## WHAT NEEDS TO BE DONE
Do any lines in the data below contain "BirdLife"? If so, copy every one of them.

[Dataset records]
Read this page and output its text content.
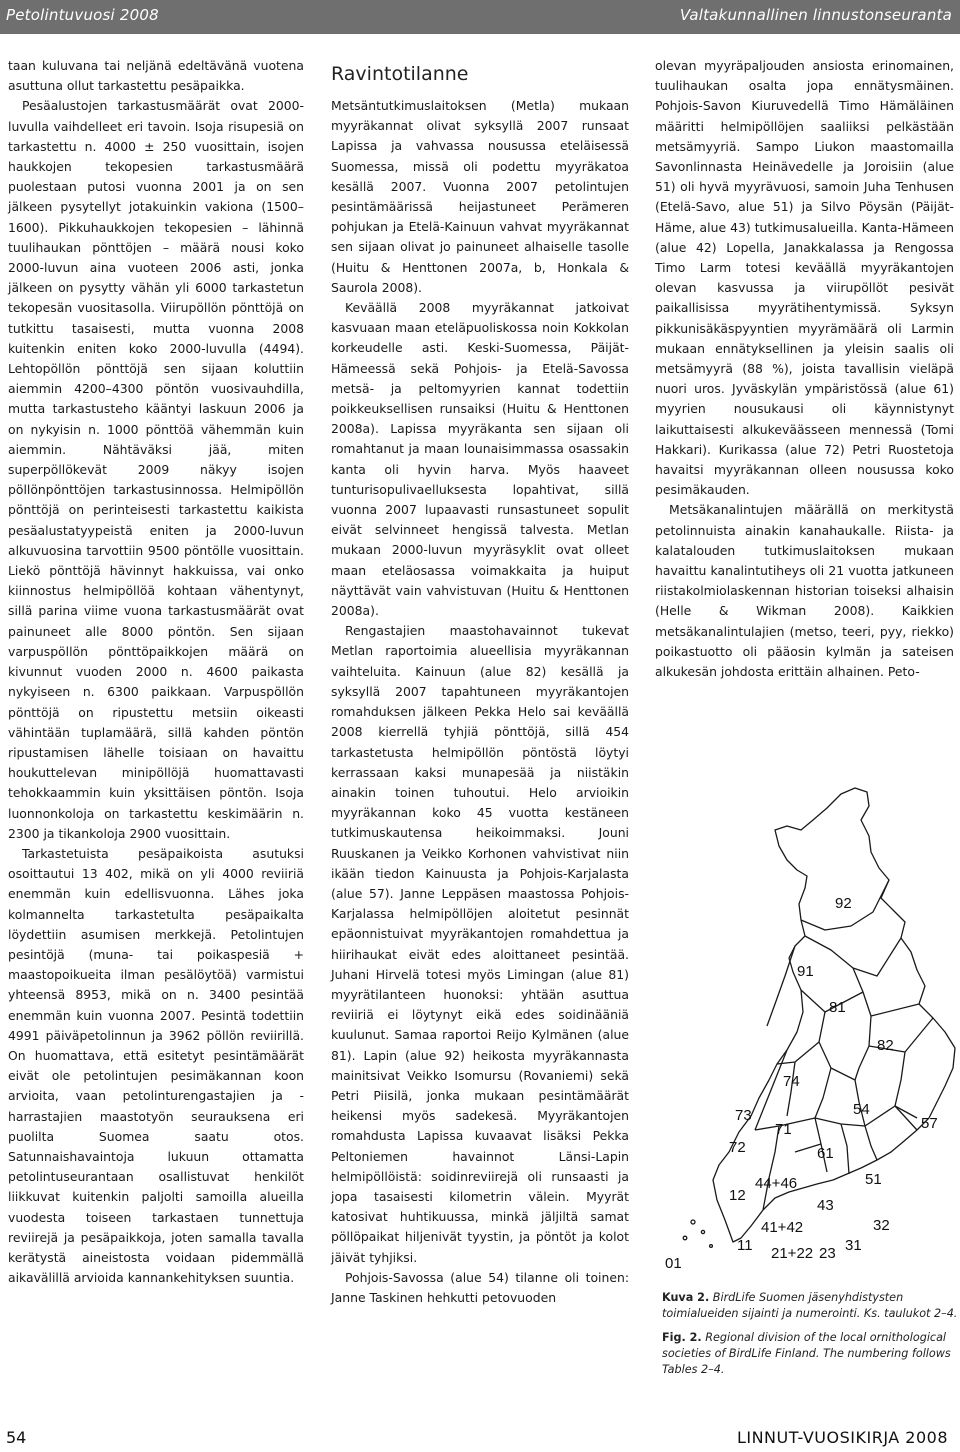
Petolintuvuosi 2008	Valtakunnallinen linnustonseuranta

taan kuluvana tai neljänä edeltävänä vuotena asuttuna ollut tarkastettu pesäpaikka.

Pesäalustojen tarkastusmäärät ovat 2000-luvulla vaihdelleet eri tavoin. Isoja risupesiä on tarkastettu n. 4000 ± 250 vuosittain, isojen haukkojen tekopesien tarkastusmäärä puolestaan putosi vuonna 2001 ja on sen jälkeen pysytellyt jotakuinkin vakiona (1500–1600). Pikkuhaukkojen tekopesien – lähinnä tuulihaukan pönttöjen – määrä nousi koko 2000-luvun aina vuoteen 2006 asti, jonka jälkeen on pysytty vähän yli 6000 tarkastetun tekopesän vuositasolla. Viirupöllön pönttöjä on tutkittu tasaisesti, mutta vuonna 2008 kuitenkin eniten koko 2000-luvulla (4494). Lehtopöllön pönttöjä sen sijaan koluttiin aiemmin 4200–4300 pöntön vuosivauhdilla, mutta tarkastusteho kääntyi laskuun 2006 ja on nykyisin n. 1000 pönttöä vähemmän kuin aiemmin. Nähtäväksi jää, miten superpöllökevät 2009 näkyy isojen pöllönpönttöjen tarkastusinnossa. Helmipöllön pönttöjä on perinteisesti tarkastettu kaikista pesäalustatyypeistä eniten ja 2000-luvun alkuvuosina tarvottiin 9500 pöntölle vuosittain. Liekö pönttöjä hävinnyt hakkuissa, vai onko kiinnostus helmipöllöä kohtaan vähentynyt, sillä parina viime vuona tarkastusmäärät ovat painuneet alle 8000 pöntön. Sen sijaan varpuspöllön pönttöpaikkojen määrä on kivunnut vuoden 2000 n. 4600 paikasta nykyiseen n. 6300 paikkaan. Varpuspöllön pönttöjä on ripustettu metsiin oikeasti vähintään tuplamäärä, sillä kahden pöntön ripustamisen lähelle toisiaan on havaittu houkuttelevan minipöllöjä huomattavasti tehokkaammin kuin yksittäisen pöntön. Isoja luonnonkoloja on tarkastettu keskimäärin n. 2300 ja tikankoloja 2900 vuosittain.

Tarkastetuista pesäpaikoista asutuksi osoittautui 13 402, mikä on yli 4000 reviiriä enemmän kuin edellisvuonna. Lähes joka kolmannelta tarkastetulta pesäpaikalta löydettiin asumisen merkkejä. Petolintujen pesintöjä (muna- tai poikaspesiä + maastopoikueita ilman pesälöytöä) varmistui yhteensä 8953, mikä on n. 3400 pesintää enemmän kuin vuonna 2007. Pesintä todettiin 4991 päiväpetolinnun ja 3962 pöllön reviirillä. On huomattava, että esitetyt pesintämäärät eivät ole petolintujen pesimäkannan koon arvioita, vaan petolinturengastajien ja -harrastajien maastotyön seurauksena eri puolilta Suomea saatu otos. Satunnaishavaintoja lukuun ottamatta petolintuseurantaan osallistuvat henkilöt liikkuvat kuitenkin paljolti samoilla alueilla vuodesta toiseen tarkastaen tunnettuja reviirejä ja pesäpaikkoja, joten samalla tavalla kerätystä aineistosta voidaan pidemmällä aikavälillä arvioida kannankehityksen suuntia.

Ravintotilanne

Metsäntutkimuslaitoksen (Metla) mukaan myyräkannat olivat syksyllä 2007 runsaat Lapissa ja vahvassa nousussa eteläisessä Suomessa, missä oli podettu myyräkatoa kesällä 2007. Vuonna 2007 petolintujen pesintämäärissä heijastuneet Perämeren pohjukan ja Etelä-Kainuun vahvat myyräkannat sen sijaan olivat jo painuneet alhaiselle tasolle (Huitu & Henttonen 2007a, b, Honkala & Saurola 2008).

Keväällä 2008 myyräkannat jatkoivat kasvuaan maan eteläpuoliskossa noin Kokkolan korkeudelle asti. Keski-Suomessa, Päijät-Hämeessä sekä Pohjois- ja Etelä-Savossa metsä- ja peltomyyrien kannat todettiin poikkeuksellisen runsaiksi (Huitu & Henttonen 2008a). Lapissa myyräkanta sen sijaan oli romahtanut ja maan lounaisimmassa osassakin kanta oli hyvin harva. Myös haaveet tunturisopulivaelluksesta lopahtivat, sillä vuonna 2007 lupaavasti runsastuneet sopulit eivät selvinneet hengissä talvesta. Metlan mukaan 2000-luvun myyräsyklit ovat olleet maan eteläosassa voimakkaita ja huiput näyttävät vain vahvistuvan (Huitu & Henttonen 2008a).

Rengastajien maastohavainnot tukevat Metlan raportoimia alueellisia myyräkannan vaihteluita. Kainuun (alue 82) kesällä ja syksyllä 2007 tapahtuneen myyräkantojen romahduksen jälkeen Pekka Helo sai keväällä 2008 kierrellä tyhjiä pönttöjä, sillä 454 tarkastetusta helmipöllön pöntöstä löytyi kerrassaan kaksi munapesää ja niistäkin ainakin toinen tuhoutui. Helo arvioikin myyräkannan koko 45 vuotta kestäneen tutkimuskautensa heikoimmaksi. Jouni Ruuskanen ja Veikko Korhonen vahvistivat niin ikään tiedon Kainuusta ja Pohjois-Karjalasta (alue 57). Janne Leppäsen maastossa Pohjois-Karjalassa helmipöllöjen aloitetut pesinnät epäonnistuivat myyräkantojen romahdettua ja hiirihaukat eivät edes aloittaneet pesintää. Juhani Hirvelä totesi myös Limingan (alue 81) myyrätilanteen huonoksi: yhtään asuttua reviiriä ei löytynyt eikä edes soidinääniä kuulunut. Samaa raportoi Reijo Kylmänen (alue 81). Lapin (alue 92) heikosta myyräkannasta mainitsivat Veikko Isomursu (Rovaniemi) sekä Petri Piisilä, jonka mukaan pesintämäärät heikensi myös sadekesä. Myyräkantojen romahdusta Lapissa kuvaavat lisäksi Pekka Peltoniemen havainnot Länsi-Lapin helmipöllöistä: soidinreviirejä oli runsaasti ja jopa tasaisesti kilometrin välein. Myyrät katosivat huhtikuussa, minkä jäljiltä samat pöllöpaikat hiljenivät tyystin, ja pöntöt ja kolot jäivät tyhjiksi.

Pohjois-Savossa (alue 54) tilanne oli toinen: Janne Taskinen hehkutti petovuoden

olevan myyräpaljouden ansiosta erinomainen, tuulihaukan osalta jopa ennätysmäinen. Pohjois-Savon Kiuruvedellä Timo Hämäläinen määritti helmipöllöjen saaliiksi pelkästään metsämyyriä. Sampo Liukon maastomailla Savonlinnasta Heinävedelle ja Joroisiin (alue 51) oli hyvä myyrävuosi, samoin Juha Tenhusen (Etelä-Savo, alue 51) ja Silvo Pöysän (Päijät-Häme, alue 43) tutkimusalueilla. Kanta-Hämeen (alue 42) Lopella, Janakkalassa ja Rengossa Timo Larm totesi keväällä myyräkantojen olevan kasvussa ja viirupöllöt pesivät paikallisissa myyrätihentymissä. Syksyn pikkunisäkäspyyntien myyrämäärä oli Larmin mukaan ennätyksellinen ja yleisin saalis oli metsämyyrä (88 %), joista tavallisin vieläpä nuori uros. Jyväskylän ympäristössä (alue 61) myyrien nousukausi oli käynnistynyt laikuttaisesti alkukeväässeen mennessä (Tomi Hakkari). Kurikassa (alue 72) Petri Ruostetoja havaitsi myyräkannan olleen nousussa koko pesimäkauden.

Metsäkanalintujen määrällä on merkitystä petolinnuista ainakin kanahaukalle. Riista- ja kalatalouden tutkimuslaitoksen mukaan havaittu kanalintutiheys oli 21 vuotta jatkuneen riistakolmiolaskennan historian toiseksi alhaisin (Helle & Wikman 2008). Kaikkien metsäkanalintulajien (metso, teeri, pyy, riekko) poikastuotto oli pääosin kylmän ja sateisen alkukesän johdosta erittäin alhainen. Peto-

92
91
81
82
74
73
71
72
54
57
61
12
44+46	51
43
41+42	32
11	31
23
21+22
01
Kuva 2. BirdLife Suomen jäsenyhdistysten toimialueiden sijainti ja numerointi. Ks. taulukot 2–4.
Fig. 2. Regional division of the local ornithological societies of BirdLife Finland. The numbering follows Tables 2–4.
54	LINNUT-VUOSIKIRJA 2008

## WORKED ANSWER
Kuva 2. BirdLife Suomen jäsenyhdistysten toimialueiden sijainti ja numerointi. Ks. taulukot 2–4.
Fig. 2. Regional division of the local ornithological societies of BirdLife Finland. The numbering follows Tables 2–4.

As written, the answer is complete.